■ GIVEN TASK ■
Write out all of the entries exactly, please.
- - - - -
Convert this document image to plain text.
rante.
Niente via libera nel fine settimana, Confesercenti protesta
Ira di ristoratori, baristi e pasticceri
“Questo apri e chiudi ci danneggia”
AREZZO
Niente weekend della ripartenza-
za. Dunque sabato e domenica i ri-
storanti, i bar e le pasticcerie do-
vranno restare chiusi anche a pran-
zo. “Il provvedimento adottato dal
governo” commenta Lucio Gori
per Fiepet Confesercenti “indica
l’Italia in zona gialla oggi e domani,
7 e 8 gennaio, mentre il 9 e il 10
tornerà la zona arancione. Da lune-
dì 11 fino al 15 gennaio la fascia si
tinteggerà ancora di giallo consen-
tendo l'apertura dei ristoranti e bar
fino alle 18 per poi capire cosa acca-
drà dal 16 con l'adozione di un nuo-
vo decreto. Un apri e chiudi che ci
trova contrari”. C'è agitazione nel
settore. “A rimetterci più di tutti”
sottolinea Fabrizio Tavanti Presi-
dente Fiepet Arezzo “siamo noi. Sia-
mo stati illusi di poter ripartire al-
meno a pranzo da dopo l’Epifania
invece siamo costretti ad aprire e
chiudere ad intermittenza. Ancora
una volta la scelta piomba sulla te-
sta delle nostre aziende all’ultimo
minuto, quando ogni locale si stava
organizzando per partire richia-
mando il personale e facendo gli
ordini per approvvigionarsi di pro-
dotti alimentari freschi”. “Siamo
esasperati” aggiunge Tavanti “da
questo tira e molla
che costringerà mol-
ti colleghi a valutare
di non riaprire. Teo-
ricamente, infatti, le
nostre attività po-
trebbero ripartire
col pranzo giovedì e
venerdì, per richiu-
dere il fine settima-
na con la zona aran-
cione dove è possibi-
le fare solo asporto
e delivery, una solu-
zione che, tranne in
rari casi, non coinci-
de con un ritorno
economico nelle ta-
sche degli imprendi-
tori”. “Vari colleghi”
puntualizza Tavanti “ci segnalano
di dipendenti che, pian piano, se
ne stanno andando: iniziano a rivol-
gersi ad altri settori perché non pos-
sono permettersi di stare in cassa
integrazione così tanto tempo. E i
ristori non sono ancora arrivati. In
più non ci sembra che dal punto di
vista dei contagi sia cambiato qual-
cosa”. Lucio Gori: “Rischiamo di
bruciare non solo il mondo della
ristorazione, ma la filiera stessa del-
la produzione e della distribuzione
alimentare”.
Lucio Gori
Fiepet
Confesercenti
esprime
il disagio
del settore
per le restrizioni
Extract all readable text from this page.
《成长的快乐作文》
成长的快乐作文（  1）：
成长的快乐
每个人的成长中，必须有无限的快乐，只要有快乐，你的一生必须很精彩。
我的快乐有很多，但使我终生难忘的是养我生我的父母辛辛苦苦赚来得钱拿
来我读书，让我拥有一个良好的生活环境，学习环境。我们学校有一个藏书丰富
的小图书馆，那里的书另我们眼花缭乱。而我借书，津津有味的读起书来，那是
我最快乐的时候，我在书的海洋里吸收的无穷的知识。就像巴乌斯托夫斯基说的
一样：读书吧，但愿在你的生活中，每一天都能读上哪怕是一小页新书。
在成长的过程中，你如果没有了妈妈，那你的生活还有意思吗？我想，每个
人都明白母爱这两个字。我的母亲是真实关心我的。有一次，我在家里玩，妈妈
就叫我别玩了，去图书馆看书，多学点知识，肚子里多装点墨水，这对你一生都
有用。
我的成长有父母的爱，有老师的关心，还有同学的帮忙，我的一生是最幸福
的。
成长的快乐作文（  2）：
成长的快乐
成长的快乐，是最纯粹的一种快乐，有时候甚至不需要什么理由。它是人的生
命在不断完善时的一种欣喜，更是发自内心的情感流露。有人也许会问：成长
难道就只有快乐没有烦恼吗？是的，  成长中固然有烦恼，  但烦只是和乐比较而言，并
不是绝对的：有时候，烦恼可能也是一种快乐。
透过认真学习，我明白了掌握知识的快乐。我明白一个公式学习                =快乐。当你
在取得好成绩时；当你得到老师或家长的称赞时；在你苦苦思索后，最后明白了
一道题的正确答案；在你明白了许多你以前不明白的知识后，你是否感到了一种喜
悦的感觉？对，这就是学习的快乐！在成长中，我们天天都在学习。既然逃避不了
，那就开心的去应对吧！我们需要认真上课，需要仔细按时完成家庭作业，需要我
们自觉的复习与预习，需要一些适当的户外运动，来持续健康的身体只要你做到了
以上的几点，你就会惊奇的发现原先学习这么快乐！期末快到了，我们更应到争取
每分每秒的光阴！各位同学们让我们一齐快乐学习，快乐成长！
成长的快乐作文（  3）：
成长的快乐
- - - - -
■ SOLUTION TO THIS TASK ■
Convert this document image to plain text.
rante.
Niente via libera nel fine settimana, Confesercenti protesta
Ira di ristoratori, baristi e pasticceri
“Questo apri e chiudi ci danneggia”
AREZZO
Niente weekend della ripartenza-
za. Dunque sabato e domenica i ri-
storanti, i bar e le pasticcerie do-
vranno restare chiusi anche a pran-
zo. “Il provvedimento adottato dal
governo” commenta Lucio Gori
per Fiepet Confesercenti “indica
l’Italia in zona gialla oggi e domani,
7 e 8 gennaio, mentre il 9 e il 10
tornerà la zona arancione. Da lune-
dì 11 fino al 15 gennaio la fascia si
tinteggerà ancora di giallo consen-
tendo l'apertura dei ristoranti e bar
fino alle 18 per poi capire cosa acca-
drà dal 16 con l'adozione di un nuo-
vo decreto. Un apri e chiudi che ci
trova contrari”. C'è agitazione nel
settore. “A rimetterci più di tutti”
sottolinea Fabrizio Tavanti Presi-
dente Fiepet Arezzo “siamo noi. Sia-
mo stati illusi di poter ripartire al-
meno a pranzo da dopo l’Epifania
invece siamo costretti ad aprire e
chiudere ad intermittenza. Ancora
una volta la scelta piomba sulla te-
sta delle nostre aziende all’ultimo
minuto, quando ogni locale si stava
organizzando per partire richia-
mando il personale e facendo gli
ordini per approvvigionarsi di pro-
dotti alimentari freschi”. “Siamo
esasperati” aggiunge Tavanti “da
questo tira e molla
che costringerà mol-
ti colleghi a valutare
di non riaprire. Teo-
ricamente, infatti, le
nostre attività po-
trebbero ripartire
col pranzo giovedì e
venerdì, per richiu-
dere il fine settima-
na con la zona aran-
cione dove è possibi-
le fare solo asporto
e delivery, una solu-
zione che, tranne in
rari casi, non coinci-
de con un ritorno
economico nelle ta-
sche degli imprendi-
tori”. “Vari colleghi”
puntualizza Tavanti “ci segnalano
di dipendenti che, pian piano, se
ne stanno andando: iniziano a rivol-
gersi ad altri settori perché non pos-
sono permettersi di stare in cassa
integrazione così tanto tempo. E i
ristori non sono ancora arrivati. In
più non ci sembra che dal punto di
vista dei contagi sia cambiato qual-
cosa”. Lucio Gori: “Rischiamo di
bruciare non solo il mondo della
ristorazione, ma la filiera stessa del-
la produzione e della distribuzione
alimentare”.
Lucio Gori
Fiepet
Confesercenti
esprime
il disagio
del settore
per le restrizioni
Extract all readable text from this page.
《成长的快乐作文》
成长的快乐作文（  1）：
成长的快乐
每个人的成长中，必须有无限的快乐，只要有快乐，你的一生必须很精彩。
我的快乐有很多，但使我终生难忘的是养我生我的父母辛辛苦苦赚来得钱拿
来我读书，让我拥有一个良好的生活环境，学习环境。我们学校有一个藏书丰富
的小图书馆，那里的书另我们眼花缭乱。而我借书，津津有味的读起书来，那是
我最快乐的时候，我在书的海洋里吸收的无穷的知识。就像巴乌斯托夫斯基说的
一样：读书吧，但愿在你的生活中，每一天都能读上哪怕是一小页新书。
在成长的过程中，你如果没有了妈妈，那你的生活还有意思吗？我想，每个
人都明白母爱这两个字。我的母亲是真实关心我的。有一次，我在家里玩，妈妈
就叫我别玩了，去图书馆看书，多学点知识，肚子里多装点墨水，这对你一生都
有用。
我的成长有父母的爱，有老师的关心，还有同学的帮忙，我的一生是最幸福
的。
成长的快乐作文（  2）：
成长的快乐
成长的快乐，是最纯粹的一种快乐，有时候甚至不需要什么理由。它是人的生
命在不断完善时的一种欣喜，更是发自内心的情感流露。有人也许会问：成长
难道就只有快乐没有烦恼吗？是的，  成长中固然有烦恼，  但烦只是和乐比较而言，并
不是绝对的：有时候，烦恼可能也是一种快乐。
透过认真学习，我明白了掌握知识的快乐。我明白一个公式学习                =快乐。当你
在取得好成绩时；当你得到老师或家长的称赞时；在你苦苦思索后，最后明白了
一道题的正确答案；在你明白了许多你以前不明白的知识后，你是否感到了一种喜
悦的感觉？对，这就是学习的快乐！在成长中，我们天天都在学习。既然逃避不了
，那就开心的去应对吧！我们需要认真上课，需要仔细按时完成家庭作业，需要我
们自觉的复习与预习，需要一些适当的户外运动，来持续健康的身体只要你做到了
以上的几点，你就会惊奇的发现原先学习这么快乐！期末快到了，我们更应到争取
每分每秒的光阴！各位同学们让我们一齐快乐学习，快乐成长！
成长的快乐作文（  3）：
成长的快乐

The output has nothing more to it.